**Text for analysis**
Shell cashes in as energy prices surge
Oil and gas supermajor set to hand £4bn back to investors
SHELL has cashed in on spiralling energy prices that are pushing up household bills and driving suppliers to the brink of collapse.
The FTSE 100 oil major said profits in its gas division will be ‘significantly higher’ in the fourth quarter than in the previous three months following an astonishing jump in wholesale prices.
With the oil price also on the rise, analysts believe Shell is on course to post profits of £12bn for 2021 following a £16bn loss in 2020 during the depths of the pandemic. The bumper profits are likely to spark a backlash at a time when household energy bills are soaring, with critics now calling for a windfall tax to help alleviate pressure on hard-pressed families.
Undeterred, Shell also revealed plans to fast-track a scheme to return a further £4bn to shareholders.
The company said in a trading update that it would continue a stock buyback programme ‘at pace’. Shell has promised to redistribute £5.1bn to investors in total from the sale of its US Permian Basin shale business to Conoco Phillips last year, and has already handed back £1.1bn.
The acceleration of the buyback will be welcomed by savers and pensioners who rely on dividends and other shareholder returns for income. Shell rocked the City when it slashed its dividend by two-thirds in spring 2020 after oil prices tumbled in the pandemic and it needed to save cash.

**Extracted information**
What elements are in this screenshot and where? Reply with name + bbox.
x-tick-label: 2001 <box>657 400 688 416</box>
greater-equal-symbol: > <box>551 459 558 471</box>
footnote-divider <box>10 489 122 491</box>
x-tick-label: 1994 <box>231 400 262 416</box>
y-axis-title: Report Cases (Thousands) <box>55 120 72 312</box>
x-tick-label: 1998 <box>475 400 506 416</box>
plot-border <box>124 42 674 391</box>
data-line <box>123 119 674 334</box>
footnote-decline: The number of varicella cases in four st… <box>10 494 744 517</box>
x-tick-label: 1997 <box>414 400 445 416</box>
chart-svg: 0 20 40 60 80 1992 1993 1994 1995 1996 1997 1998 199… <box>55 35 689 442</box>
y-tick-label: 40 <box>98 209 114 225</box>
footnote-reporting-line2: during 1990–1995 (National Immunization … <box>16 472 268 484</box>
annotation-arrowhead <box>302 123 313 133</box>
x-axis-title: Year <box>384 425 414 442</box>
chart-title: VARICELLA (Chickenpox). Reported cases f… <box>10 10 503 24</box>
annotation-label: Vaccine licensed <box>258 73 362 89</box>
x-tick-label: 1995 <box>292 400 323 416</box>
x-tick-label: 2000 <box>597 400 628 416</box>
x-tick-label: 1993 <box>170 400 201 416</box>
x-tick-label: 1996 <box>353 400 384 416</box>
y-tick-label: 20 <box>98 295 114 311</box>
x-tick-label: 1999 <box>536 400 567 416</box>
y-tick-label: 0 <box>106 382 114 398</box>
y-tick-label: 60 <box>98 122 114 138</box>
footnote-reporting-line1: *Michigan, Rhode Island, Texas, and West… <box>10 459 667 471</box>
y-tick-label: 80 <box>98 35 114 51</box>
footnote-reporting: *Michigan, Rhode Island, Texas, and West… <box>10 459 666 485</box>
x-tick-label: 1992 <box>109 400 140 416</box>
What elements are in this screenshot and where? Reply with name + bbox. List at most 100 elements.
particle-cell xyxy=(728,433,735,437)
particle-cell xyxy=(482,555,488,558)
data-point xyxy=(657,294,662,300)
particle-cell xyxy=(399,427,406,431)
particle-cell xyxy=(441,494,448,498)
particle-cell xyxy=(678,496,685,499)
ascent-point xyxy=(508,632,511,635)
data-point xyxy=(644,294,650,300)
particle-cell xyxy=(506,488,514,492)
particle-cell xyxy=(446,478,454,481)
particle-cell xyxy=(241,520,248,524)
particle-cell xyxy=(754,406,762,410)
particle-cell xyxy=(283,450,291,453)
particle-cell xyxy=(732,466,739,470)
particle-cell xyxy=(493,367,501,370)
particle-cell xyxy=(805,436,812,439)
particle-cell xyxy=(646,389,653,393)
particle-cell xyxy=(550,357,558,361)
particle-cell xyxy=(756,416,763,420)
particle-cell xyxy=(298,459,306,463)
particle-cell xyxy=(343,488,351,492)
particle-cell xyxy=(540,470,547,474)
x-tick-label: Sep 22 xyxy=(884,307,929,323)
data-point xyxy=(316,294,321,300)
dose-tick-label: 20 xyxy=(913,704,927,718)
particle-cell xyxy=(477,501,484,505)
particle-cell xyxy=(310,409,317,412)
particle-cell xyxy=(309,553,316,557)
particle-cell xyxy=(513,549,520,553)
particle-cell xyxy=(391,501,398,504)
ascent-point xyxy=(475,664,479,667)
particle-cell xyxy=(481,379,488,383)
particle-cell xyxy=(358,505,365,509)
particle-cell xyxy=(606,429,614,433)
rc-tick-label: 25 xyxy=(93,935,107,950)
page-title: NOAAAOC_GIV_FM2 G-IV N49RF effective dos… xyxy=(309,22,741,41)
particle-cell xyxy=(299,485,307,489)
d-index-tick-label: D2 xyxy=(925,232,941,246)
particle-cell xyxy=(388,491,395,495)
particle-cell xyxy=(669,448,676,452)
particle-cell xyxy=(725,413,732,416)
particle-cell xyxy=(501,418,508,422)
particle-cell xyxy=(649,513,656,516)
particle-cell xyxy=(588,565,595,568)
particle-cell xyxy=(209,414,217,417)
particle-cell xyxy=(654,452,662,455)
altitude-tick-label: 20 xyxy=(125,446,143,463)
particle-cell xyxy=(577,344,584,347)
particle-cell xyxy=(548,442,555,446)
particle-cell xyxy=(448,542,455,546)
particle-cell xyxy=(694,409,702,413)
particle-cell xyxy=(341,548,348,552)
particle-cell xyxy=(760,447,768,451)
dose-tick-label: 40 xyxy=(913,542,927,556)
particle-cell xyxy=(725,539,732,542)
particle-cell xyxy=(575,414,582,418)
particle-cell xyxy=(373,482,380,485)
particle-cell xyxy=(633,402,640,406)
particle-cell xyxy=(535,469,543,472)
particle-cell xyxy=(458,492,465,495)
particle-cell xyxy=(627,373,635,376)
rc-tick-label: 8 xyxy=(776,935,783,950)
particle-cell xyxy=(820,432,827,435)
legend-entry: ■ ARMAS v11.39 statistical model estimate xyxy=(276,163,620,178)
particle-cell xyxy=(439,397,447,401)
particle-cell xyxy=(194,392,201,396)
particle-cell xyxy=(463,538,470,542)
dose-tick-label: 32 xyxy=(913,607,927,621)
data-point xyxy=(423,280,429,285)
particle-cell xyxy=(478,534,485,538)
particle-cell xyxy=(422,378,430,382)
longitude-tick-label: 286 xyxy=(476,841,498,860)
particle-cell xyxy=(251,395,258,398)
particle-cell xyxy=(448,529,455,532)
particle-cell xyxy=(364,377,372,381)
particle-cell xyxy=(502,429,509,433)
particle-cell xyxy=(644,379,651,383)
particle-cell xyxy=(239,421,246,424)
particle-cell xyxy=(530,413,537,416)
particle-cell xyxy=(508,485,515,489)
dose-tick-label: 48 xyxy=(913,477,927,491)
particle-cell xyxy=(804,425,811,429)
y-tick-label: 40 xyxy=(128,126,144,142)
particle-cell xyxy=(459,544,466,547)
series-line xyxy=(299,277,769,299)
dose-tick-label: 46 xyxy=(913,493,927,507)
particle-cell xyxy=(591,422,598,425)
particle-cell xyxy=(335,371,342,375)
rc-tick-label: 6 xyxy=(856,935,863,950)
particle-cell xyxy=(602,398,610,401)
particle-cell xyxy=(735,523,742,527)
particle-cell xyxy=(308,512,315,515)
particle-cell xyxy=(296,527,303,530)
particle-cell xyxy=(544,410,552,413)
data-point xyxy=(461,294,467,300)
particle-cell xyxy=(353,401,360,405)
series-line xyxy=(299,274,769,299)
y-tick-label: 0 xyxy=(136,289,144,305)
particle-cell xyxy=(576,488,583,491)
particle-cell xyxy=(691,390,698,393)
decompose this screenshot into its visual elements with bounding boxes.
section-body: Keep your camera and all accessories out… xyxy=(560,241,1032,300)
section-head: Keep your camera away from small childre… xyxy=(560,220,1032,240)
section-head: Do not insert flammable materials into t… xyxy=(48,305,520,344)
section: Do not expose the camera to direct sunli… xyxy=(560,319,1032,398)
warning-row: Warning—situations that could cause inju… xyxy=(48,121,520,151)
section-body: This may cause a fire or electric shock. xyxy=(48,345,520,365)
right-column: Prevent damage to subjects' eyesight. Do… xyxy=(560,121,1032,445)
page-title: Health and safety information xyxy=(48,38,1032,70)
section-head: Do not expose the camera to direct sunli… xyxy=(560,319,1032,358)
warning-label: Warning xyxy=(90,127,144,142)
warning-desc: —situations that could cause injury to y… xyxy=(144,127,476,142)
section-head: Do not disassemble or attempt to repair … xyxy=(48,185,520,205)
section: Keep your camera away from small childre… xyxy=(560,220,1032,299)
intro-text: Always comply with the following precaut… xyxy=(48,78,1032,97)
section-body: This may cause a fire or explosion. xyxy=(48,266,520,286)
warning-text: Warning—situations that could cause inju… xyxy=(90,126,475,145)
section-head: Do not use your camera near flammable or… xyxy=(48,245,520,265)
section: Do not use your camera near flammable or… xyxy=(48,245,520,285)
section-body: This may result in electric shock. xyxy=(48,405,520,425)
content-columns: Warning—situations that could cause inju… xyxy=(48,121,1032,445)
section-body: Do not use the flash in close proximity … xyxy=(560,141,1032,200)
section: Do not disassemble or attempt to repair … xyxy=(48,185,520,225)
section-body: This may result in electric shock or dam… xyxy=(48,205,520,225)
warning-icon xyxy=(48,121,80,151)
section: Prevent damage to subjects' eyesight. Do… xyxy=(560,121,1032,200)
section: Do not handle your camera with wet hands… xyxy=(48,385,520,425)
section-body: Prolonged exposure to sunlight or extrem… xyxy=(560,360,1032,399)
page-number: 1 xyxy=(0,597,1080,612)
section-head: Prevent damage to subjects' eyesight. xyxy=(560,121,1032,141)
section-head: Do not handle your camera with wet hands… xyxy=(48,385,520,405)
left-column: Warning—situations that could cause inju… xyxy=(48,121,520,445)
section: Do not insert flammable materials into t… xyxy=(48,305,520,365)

**Tasks to perform**
- A) In the article on Shell, to which company did Shell sell its US Permian Basin shale business?
- B) List every distinct sum of money in pounds that the article on Shell mentions.
- C) Please copy out the stretch of the article on Shell from "Undeterred, Shell also" through "to save cash.", word for word.

**Solutions to the exercise**
- A) Conoco Phillips

- B) £4bn, £12bn, £16bn, £5.1bn, £1.1bn

- C)
Undeterred, Shell also revealed plans to fast-track a scheme to return a further £4bn to shareholders.
The company said in a trading update that it would continue a stock buyback programme ‘at pace’. Shell has promised to redistribute £5.1bn to investors in total from the sale of its US Permian Basin shale business to Conoco Phillips last year, and has already handed back £1.1bn.
The acceleration of the buyback will be welcomed by savers and pensioners who rely on dividends and other shareholder returns for income. Shell rocked the City when it slashed its dividend by two-thirds in spring 2020 after oil prices tumbled in the pandemic and it needed to save cash.